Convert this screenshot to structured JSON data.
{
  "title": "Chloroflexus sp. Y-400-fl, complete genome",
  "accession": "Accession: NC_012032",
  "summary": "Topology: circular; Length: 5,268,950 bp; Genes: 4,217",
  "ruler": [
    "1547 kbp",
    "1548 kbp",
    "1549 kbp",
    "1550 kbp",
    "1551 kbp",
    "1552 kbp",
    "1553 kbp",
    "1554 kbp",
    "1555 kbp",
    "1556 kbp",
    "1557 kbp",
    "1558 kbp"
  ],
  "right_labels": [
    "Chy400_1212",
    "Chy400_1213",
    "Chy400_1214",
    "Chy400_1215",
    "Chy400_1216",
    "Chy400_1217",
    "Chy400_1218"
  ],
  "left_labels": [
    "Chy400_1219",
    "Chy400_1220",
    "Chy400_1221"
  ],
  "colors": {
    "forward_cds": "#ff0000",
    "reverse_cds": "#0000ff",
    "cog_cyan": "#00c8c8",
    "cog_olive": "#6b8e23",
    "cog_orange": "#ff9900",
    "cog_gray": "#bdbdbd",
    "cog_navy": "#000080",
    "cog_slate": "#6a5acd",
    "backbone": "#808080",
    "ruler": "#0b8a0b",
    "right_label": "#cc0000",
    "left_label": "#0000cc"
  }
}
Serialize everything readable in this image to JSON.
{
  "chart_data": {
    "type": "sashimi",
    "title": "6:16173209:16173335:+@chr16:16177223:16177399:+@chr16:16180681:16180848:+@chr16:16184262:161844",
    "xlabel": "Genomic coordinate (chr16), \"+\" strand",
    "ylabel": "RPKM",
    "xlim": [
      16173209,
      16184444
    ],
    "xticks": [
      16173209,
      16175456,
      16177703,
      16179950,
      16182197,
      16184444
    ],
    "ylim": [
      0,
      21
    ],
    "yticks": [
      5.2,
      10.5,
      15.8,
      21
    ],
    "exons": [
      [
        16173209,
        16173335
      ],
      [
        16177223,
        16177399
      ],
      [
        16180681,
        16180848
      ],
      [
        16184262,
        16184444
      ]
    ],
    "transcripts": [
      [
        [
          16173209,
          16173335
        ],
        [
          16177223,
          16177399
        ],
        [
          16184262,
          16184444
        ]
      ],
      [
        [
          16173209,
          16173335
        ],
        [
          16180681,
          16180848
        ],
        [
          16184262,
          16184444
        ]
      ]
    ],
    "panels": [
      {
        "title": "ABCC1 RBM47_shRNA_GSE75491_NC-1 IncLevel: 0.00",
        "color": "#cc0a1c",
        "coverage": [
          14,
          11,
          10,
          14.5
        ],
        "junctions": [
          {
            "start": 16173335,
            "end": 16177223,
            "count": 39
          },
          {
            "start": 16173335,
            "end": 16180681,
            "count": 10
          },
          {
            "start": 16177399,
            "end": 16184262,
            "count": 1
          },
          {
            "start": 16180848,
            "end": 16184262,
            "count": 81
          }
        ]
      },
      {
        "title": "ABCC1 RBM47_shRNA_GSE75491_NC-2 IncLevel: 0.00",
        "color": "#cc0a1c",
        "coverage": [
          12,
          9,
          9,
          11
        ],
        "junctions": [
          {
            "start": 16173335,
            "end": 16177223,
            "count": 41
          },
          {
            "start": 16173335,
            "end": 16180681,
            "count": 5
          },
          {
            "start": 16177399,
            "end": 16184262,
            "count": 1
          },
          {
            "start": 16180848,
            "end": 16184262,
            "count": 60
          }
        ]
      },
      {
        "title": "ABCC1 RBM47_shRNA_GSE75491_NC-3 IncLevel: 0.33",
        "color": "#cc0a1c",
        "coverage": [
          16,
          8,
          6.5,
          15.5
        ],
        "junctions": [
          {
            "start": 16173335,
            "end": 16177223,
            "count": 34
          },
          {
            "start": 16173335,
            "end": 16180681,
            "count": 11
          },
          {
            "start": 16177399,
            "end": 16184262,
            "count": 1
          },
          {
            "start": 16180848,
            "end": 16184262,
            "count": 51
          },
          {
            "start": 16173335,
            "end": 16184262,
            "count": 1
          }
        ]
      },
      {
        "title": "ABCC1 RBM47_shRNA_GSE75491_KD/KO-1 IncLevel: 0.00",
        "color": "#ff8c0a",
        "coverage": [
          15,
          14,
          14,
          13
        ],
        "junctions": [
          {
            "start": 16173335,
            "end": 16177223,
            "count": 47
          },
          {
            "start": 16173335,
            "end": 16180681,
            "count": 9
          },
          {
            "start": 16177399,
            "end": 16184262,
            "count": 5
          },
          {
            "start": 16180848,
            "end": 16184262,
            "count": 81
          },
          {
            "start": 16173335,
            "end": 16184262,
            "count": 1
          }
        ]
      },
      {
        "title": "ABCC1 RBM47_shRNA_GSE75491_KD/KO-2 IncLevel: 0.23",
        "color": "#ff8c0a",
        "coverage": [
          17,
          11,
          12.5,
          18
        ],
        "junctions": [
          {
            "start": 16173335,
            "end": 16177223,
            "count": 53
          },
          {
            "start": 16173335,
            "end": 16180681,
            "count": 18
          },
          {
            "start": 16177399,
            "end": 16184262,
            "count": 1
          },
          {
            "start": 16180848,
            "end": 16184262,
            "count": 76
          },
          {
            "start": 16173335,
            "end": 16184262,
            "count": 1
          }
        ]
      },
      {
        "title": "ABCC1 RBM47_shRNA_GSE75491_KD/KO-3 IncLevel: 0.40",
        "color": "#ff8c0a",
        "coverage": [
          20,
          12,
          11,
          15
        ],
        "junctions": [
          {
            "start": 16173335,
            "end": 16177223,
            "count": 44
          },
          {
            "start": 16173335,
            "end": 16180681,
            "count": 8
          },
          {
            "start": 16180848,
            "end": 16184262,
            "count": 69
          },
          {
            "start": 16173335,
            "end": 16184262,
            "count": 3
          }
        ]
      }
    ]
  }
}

***

* Required action *
Retype each record exactly, leaving nothing out.

* Expected output *
Convert this screenshot to structured JSON data.
{
  "title": "Chloroflexus sp. Y-400-fl, complete genome",
  "accession": "Accession: NC_012032",
  "summary": "Topology: circular; Length: 5,268,950 bp; Genes: 4,217",
  "ruler": [
    "1547 kbp",
    "1548 kbp",
    "1549 kbp",
    "1550 kbp",
    "1551 kbp",
    "1552 kbp",
    "1553 kbp",
    "1554 kbp",
    "1555 kbp",
    "1556 kbp",
    "1557 kbp",
    "1558 kbp"
  ],
  "right_labels": [
    "Chy400_1212",
    "Chy400_1213",
    "Chy400_1214",
    "Chy400_1215",
    "Chy400_1216",
    "Chy400_1217",
    "Chy400_1218"
  ],
  "left_labels": [
    "Chy400_1219",
    "Chy400_1220",
    "Chy400_1221"
  ],
  "colors": {
    "forward_cds": "#ff0000",
    "reverse_cds": "#0000ff",
    "cog_cyan": "#00c8c8",
    "cog_olive": "#6b8e23",
    "cog_orange": "#ff9900",
    "cog_gray": "#bdbdbd",
    "cog_navy": "#000080",
    "cog_slate": "#6a5acd",
    "backbone": "#808080",
    "ruler": "#0b8a0b",
    "right_label": "#cc0000",
    "left_label": "#0000cc"
  }
}
Serialize everything readable in this image to JSON.
{
  "chart_data": {
    "type": "sashimi",
    "title": "6:16173209:16173335:+@chr16:16177223:16177399:+@chr16:16180681:16180848:+@chr16:16184262:161844",
    "xlabel": "Genomic coordinate (chr16), \"+\" strand",
    "ylabel": "RPKM",
    "xlim": [
      16173209,
      16184444
    ],
    "xticks": [
      16173209,
      16175456,
      16177703,
      16179950,
      16182197,
      16184444
    ],
    "ylim": [
      0,
      21
    ],
    "yticks": [
      5.2,
      10.5,
      15.8,
      21
    ],
    "exons": [
      [
        16173209,
        16173335
      ],
      [
        16177223,
        16177399
      ],
      [
        16180681,
        16180848
      ],
      [
        16184262,
        16184444
      ]
    ],
    "transcripts": [
      [
        [
          16173209,
          16173335
        ],
        [
          16177223,
          16177399
        ],
        [
          16184262,
          16184444
        ]
      ],
      [
        [
          16173209,
          16173335
        ],
        [
          16180681,
          16180848
        ],
        [
          16184262,
          16184444
        ]
      ]
    ],
    "panels": [
      {
        "title": "ABCC1 RBM47_shRNA_GSE75491_NC-1 IncLevel: 0.00",
        "color": "#cc0a1c",
        "coverage": [
          14,
          11,
          10,
          14.5
        ],
        "junctions": [
          {
            "start": 16173335,
            "end": 16177223,
            "count": 39
          },
          {
            "start": 16173335,
            "end": 16180681,
            "count": 10
          },
          {
            "start": 16177399,
            "end": 16184262,
            "count": 1
          },
          {
            "start": 16180848,
            "end": 16184262,
            "count": 81
          }
        ]
      },
      {
        "title": "ABCC1 RBM47_shRNA_GSE75491_NC-2 IncLevel: 0.00",
        "color": "#cc0a1c",
        "coverage": [
          12,
          9,
          9,
          11
        ],
        "junctions": [
          {
            "start": 16173335,
            "end": 16177223,
            "count": 41
          },
          {
            "start": 16173335,
            "end": 16180681,
            "count": 5
          },
          {
            "start": 16177399,
            "end": 16184262,
            "count": 1
          },
          {
            "start": 16180848,
            "end": 16184262,
            "count": 60
          }
        ]
      },
      {
        "title": "ABCC1 RBM47_shRNA_GSE75491_NC-3 IncLevel: 0.33",
        "color": "#cc0a1c",
        "coverage": [
          16,
          8,
          6.5,
          15.5
        ],
        "junctions": [
          {
            "start": 16173335,
            "end": 16177223,
            "count": 34
          },
          {
            "start": 16173335,
            "end": 16180681,
            "count": 11
          },
          {
            "start": 16177399,
            "end": 16184262,
            "count": 1
          },
          {
            "start": 16180848,
            "end": 16184262,
            "count": 51
          },
          {
            "start": 16173335,
            "end": 16184262,
            "count": 1
          }
        ]
      },
      {
        "title": "ABCC1 RBM47_shRNA_GSE75491_KD/KO-1 IncLevel: 0.00",
        "color": "#ff8c0a",
        "coverage": [
          15,
          14,
          14,
          13
        ],
        "junctions": [
          {
            "start": 16173335,
            "end": 16177223,
            "count": 47
          },
          {
            "start": 16173335,
            "end": 16180681,
            "count": 9
          },
          {
            "start": 16177399,
            "end": 16184262,
            "count": 5
          },
          {
            "start": 16180848,
            "end": 16184262,
            "count": 81
          },
          {
            "start": 16173335,
            "end": 16184262,
            "count": 1
          }
        ]
      },
      {
        "title": "ABCC1 RBM47_shRNA_GSE75491_KD/KO-2 IncLevel: 0.23",
        "color": "#ff8c0a",
        "coverage": [
          17,
          11,
          12.5,
          18
        ],
        "junctions": [
          {
            "start": 16173335,
            "end": 16177223,
            "count": 53
          },
          {
            "start": 16173335,
            "end": 16180681,
            "count": 18
          },
          {
            "start": 16177399,
            "end": 16184262,
            "count": 1
          },
          {
            "start": 16180848,
            "end": 16184262,
            "count": 76
          },
          {
            "start": 16173335,
            "end": 16184262,
            "count": 1
          }
        ]
      },
      {
        "title": "ABCC1 RBM47_shRNA_GSE75491_KD/KO-3 IncLevel: 0.40",
        "color": "#ff8c0a",
        "coverage": [
          20,
          12,
          11,
          15
        ],
        "junctions": [
          {
            "start": 16173335,
            "end": 16177223,
            "count": 44
          },
          {
            "start": 16173335,
            "end": 16180681,
            "count": 8
          },
          {
            "start": 16180848,
            "end": 16184262,
            "count": 69
          },
          {
            "start": 16173335,
            "end": 16184262,
            "count": 3
          }
        ]
      }
    ]
  }
}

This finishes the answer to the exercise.